Five hiking destinations that deserve to be seen before Winter settles in.

By: Andrea Dyer + Save to a List

Autumn lovers rejoice: the alchemy of cooler temps and dwindling daylight is bringing out the best in Ontario's foliage. Make the most of the season by exploring these scenic trails and outdoor destinations before winter weather settles in.

1. Elora Gorge

Located near the picturesque town of Elora, ON, the two kilometre-long Elora Gorge is formed by glacial meltwater and surrounded by limestone cliffs. The (approximately) seven kilometre trail loop features mild slopes and hills along a well-maintained pathway, and is surrounded by ancient forest to preview orange, red, and gold leaves.

Bonus: Make a <8 minute drive into the village of Elora for more urbanized but equally as scenic views. Grab a face-sized sandwich from Elora Bread Co. and a coffee from Lost + Found before strolling towards the Elora Mill where you can overlook the Grand River below.

2. Mono Cliffs Provincial Park

As a 732-hectare greenspace offering 20 kilometres of trails through the Niagara Escarpment, Mono Cliffs is, on a normal day, impressive to behold. Add in the colours of Fall and it becomes downright stunning thanks to wooden boardwalks that cut through thick cedar forests and crevice caves.

Bonus: Head into nearby Pia's on Broadway to fuel up on food from a locally-derived, seasonal menu.

3. Bruce Peninsula National Park

Quieter in the Autumn as compared to the tourist-concentrated summer months, Bruce Peninsula National Park is an idyllic destination to enjoy the colours of the season. Tempted as one may be to beeline for the famed grotto, it's worth getting there by way of the Halfway Log Dump trail. Along this nearly 8 kilometre point-to-point path, hikers will push through challenging rocky terrain to enjoy a stunning finale of turquoise waters and sweeping views of Georgian Bay.

Bonus: Drive 10 minutes into the harbour village of Tobermory where you can stroll the pier, tease your sweet tooth at The Sweet Shop, or cruise over to Flowerpot Island.

4. Dundas Peak

There's a reason Dundas Peak is among Ontario's most popular Fall hikes: the trail is easy to navigate and sweeps hikers past waterfalls and to an epic lookout overlooking a blanket of colours below. There's only one downside: since becoming one of the most Instagrammable spots in the region, fees have come into play to visit the Peak. Free spirits (pun intended) can visit the Sydenham Lookout instead – just drive up Sydenham Hill and look for the small cove for parking on the side of the road.

Bonus: The adjacent town of Dundas has been featured in several holiday Hallmark movies for its cozy charm and boutique shoppes. Grab a hot beverage from Detour and browse the works of local makers at The Handmade House.

5. Rattlesnake Point

Located about one hour outside of Toronto, Rattlesnake Point is home to a vast network of hiking trails and lookout points – with Buffalo Crag topping them all. Here you can often spot turkey vultures circling above the forest line, as well as enjoy spectacular views of the vibrant local countryside.

Bonus: Nearby Rattlesnake Point there are plenty of pick-your-own apple orchards ('tis the season!) and Springridge Farm: a barn market, bakery, and servery that's beloved by families from throughout the region.

Although this is not an exhaustive list of Southern Ontario's outdoor autumn attractions, it's an excellent place to start. Grab a thermos of cider, a good friend (or two), and get it while the gettin's good!

We want to acknowledge and thank the past, present, and future generations of all Native Nations and Indigenous Peoples whose ancestral lands we travel, explore, and play on. Always practice Leave No Trace ethics on your adventures and follow local regulations. Please explore responsibly!

• **What is needed**
Copy the hiking text from "3. Bruce Peninsula" to "to Flowerpot Island.", substituting "emerald" for "turquoise". These dataset entries are separate material, unrelated to the hiking text.

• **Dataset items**
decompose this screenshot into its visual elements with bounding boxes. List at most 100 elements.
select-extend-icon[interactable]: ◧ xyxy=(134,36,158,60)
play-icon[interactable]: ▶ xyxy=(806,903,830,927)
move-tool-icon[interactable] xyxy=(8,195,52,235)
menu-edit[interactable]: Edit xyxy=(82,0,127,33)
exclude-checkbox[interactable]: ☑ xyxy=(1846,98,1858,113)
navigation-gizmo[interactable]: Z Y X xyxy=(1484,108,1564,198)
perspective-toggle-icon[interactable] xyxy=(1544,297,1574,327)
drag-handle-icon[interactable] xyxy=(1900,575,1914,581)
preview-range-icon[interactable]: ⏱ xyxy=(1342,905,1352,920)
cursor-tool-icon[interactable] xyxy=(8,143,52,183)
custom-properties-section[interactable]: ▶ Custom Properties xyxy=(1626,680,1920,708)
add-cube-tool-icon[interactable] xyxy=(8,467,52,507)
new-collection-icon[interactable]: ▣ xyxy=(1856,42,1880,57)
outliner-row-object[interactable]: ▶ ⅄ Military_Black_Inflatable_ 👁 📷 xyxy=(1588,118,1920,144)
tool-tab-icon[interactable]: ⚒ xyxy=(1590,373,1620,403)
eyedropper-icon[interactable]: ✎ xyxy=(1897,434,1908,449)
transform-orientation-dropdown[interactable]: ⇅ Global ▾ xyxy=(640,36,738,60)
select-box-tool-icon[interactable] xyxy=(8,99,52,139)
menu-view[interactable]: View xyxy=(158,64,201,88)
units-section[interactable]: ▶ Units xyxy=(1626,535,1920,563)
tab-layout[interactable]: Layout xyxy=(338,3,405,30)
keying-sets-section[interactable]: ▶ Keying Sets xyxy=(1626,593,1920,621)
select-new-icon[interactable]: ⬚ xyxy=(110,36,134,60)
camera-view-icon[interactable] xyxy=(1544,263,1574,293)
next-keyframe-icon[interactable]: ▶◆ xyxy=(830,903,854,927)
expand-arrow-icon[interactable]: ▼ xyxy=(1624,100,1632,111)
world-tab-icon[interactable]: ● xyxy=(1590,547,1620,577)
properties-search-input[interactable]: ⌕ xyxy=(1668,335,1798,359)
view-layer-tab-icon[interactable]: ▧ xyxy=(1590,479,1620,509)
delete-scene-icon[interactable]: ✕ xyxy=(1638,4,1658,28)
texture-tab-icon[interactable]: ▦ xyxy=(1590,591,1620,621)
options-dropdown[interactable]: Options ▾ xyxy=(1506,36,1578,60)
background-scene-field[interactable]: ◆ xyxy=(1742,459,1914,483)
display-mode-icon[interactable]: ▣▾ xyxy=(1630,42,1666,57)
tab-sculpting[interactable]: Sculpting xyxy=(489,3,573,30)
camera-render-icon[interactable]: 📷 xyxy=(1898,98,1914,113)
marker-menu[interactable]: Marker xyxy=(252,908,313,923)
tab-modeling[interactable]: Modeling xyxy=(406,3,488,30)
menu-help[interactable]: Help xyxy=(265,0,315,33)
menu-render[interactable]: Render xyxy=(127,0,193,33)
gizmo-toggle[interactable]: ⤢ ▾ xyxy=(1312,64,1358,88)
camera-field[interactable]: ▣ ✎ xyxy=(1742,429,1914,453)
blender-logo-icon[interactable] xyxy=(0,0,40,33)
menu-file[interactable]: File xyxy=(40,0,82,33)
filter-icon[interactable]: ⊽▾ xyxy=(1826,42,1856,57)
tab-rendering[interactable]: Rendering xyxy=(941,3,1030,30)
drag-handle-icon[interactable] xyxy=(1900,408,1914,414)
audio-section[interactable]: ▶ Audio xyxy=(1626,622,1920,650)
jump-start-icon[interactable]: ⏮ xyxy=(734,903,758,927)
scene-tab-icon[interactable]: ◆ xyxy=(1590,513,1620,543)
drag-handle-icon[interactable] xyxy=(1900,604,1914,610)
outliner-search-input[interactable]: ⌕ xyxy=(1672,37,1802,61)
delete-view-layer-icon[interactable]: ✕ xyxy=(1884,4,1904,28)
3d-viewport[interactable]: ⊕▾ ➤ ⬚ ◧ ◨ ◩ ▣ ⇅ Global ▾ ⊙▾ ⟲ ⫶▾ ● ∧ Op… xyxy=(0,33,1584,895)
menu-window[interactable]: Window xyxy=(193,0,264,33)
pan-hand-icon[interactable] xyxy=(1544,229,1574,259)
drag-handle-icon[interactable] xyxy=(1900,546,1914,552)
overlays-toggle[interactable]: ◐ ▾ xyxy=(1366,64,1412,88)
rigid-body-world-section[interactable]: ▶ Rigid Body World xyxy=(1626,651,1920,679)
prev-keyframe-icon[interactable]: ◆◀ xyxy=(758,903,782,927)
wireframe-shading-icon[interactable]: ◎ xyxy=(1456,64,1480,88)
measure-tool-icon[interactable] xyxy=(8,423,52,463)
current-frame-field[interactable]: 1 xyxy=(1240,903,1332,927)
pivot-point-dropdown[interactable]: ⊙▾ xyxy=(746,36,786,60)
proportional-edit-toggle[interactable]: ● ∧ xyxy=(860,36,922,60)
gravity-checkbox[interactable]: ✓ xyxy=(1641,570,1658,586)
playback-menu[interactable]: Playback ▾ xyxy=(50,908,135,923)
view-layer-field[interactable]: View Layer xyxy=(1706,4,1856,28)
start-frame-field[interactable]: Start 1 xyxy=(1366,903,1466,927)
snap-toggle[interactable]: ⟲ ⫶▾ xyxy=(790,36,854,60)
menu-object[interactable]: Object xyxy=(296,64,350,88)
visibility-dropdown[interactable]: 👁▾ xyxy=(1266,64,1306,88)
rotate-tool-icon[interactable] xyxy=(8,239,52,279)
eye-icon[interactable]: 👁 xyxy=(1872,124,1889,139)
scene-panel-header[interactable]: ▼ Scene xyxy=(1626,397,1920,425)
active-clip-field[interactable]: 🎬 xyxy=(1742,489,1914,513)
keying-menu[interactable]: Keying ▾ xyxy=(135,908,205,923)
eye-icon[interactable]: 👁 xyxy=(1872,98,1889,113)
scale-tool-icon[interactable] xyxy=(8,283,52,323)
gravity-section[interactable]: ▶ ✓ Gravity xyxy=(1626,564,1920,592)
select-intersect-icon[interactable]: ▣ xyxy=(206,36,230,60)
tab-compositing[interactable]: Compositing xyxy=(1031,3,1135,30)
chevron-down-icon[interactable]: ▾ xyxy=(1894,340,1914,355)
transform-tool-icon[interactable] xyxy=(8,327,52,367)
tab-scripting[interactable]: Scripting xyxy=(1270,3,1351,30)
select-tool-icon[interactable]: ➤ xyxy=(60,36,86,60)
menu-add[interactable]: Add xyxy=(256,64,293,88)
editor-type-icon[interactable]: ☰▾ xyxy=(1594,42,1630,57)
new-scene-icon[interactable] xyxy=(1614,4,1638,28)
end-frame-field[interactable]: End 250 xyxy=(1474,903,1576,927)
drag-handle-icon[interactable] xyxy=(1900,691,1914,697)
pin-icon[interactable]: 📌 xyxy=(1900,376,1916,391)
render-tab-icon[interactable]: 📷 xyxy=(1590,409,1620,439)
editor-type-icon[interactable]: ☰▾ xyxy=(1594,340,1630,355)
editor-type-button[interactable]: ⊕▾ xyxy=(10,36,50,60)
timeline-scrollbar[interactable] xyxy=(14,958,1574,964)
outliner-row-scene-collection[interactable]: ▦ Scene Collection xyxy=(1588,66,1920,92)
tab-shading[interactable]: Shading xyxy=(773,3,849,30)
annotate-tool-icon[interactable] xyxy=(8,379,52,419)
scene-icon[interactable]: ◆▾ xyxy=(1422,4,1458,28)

• **Exercise answer**
3. Bruce Peninsula National Park

Quieter in the Autumn as compared to the tourist-concentrated summer months, Bruce Peninsula National Park is an idyllic destination to enjoy the colours of the season. Tempted as one may be to beeline for the famed grotto, it's worth getting there by way of the Halfway Log Dump trail. Along this nearly 8 kilometre point-to-point path, hikers will push through challenging rocky terrain to enjoy a stunning finale of emerald waters and sweeping views of Georgian Bay.

Bonus: Drive 10 minutes into the harbour village of Tobermory where you can stroll the pier, tease your sweet tooth at The Sweet Shop, or cruise over to Flowerpot Island.